Job: Reproduce every record exactly as it appears, but not the pictures.
%%
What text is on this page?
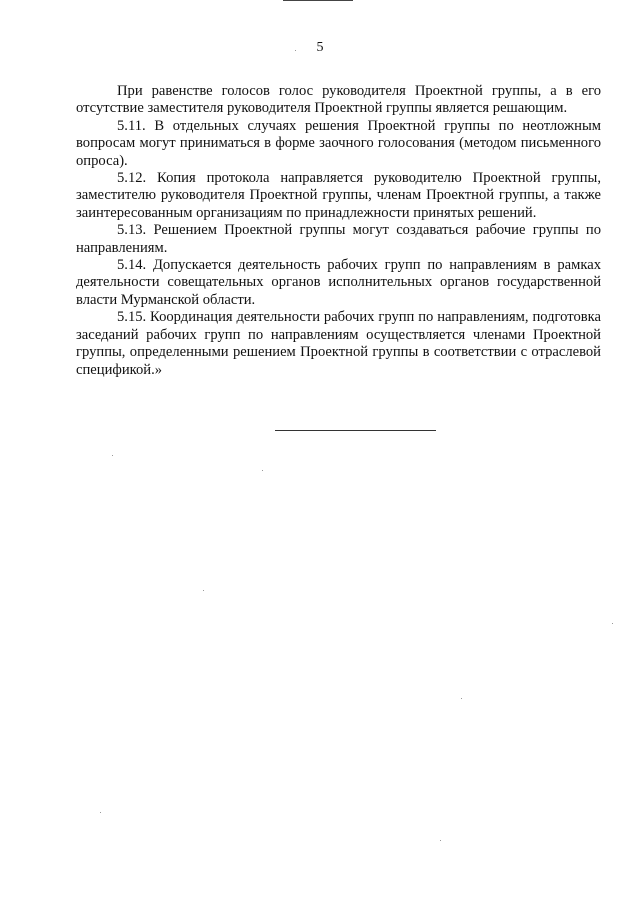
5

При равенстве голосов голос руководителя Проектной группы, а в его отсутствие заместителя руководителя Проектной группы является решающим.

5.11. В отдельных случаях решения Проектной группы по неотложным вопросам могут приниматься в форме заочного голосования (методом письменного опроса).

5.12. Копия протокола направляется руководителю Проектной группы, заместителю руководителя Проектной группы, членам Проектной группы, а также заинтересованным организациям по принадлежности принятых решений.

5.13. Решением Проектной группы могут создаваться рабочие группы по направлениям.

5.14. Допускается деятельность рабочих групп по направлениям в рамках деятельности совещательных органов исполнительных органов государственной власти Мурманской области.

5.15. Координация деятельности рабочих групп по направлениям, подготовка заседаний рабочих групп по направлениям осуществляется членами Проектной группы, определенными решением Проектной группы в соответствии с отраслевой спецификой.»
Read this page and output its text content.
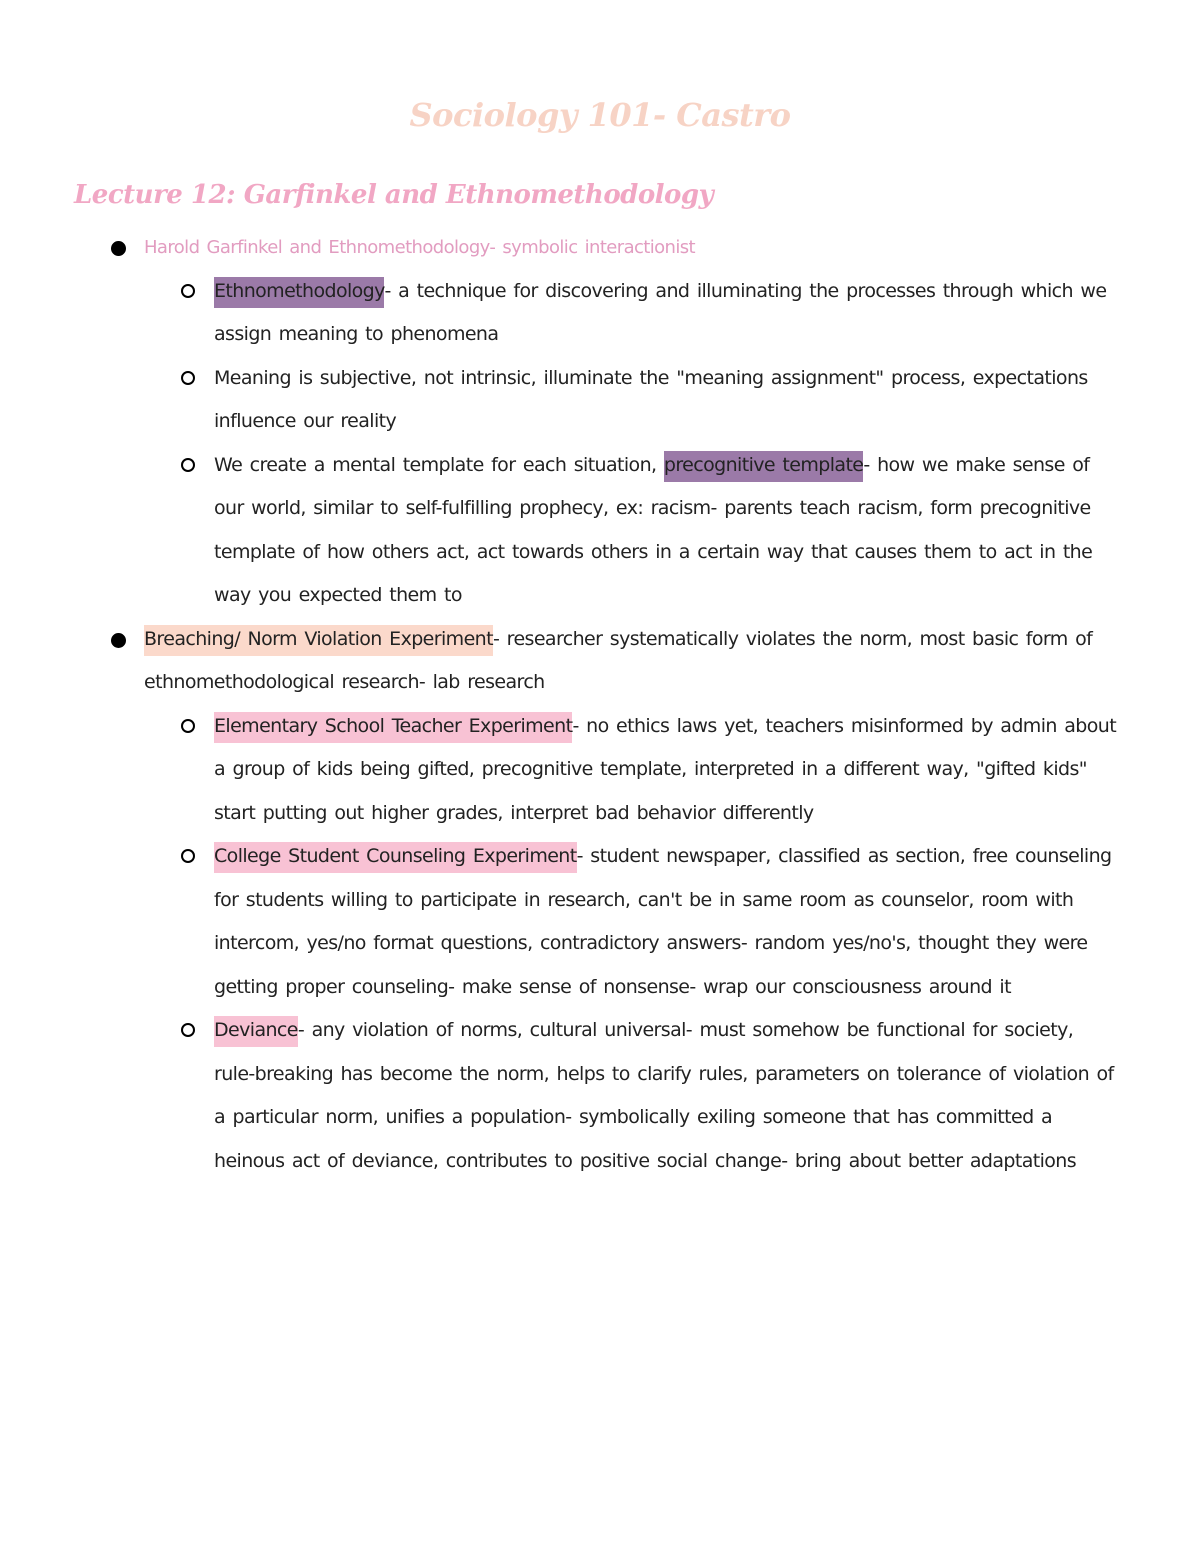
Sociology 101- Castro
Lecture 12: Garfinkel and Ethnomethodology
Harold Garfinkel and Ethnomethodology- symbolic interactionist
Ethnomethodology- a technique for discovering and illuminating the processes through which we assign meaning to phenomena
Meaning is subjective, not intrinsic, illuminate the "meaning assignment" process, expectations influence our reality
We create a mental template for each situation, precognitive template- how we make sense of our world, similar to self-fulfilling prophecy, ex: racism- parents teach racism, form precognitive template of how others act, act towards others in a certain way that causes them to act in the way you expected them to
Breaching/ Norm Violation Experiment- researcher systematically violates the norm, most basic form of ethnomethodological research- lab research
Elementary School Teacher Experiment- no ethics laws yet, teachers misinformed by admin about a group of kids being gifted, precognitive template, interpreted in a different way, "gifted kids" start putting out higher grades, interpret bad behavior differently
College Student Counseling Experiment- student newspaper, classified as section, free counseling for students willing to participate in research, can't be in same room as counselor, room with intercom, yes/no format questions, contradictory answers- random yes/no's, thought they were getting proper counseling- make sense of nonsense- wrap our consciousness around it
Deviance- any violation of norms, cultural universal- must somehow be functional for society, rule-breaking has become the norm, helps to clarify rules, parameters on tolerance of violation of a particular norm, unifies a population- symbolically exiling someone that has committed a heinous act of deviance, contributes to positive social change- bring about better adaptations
%%
Correct result:
What text is on this page?
5

При равенстве голосов голос руководителя Проектной группы, а в его отсутствие заместителя руководителя Проектной группы является решающим.

5.11. В отдельных случаях решения Проектной группы по неотложным вопросам могут приниматься в форме заочного голосования (методом письменного опроса).

5.12. Копия протокола направляется руководителю Проектной группы, заместителю руководителя Проектной группы, членам Проектной группы, а также заинтересованным организациям по принадлежности принятых решений.

5.13. Решением Проектной группы могут создаваться рабочие группы по направлениям.

5.14. Допускается деятельность рабочих групп по направлениям в рамках деятельности совещательных органов исполнительных органов государственной власти Мурманской области.

5.15. Координация деятельности рабочих групп по направлениям, подготовка заседаний рабочих групп по направлениям осуществляется членами Проектной группы, определенными решением Проектной группы в соответствии с отраслевой спецификой.»
Read this page and output its text content.
Sociology 101- Castro
Lecture 12: Garfinkel and Ethnomethodology
Harold Garfinkel and Ethnomethodology- symbolic interactionist
Ethnomethodology- a technique for discovering and illuminating the processes through which we assign meaning to phenomena
Meaning is subjective, not intrinsic, illuminate the "meaning assignment" process, expectations influence our reality
We create a mental template for each situation, precognitive template- how we make sense of our world, similar to self-fulfilling prophecy, ex: racism- parents teach racism, form precognitive template of how others act, act towards others in a certain way that causes them to act in the way you expected them to
Breaching/ Norm Violation Experiment- researcher systematically violates the norm, most basic form of ethnomethodological research- lab research
Elementary School Teacher Experiment- no ethics laws yet, teachers misinformed by admin about a group of kids being gifted, precognitive template, interpreted in a different way, "gifted kids" start putting out higher grades, interpret bad behavior differently
College Student Counseling Experiment- student newspaper, classified as section, free counseling for students willing to participate in research, can't be in same room as counselor, room with intercom, yes/no format questions, contradictory answers- random yes/no's, thought they were getting proper counseling- make sense of nonsense- wrap our consciousness around it
Deviance- any violation of norms, cultural universal- must somehow be functional for society, rule-breaking has become the norm, helps to clarify rules, parameters on tolerance of violation of a particular norm, unifies a population- symbolically exiling someone that has committed a heinous act of deviance, contributes to positive social change- bring about better adaptations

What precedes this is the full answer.